● **DATA TO PROCESS**
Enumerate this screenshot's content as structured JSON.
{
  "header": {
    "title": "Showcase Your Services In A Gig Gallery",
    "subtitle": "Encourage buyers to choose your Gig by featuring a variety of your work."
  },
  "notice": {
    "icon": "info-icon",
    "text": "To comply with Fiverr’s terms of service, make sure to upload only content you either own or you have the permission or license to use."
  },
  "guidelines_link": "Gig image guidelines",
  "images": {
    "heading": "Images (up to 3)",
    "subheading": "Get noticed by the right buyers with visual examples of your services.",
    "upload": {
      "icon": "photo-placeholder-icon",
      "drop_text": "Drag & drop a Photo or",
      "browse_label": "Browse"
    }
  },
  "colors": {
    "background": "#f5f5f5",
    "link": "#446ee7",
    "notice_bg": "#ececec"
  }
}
...
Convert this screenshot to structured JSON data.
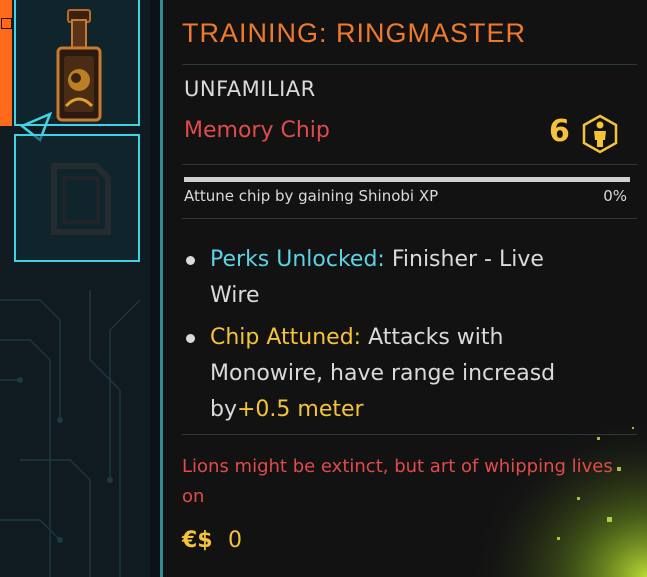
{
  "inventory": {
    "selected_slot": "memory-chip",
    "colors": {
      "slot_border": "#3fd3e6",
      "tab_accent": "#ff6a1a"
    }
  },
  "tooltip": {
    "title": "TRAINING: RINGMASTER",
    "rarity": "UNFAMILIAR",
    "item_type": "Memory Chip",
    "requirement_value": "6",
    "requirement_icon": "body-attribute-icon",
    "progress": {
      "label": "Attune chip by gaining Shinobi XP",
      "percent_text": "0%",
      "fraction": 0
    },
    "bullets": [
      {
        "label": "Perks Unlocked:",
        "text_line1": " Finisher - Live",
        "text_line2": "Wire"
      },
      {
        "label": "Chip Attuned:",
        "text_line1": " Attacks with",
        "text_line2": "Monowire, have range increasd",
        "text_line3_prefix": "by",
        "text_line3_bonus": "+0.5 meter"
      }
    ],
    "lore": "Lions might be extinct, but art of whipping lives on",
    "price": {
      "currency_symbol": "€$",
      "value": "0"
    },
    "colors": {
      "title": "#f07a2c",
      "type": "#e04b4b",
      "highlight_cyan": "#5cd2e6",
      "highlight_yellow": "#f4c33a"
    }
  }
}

● **PROBLEM REQUIREMENTS**
Return only those lines of the records that contain the string "structured".

● **RESPONSE TO THIS TASK**
Enumerate this screenshot's content as structured JSON.
Convert this screenshot to structured JSON data.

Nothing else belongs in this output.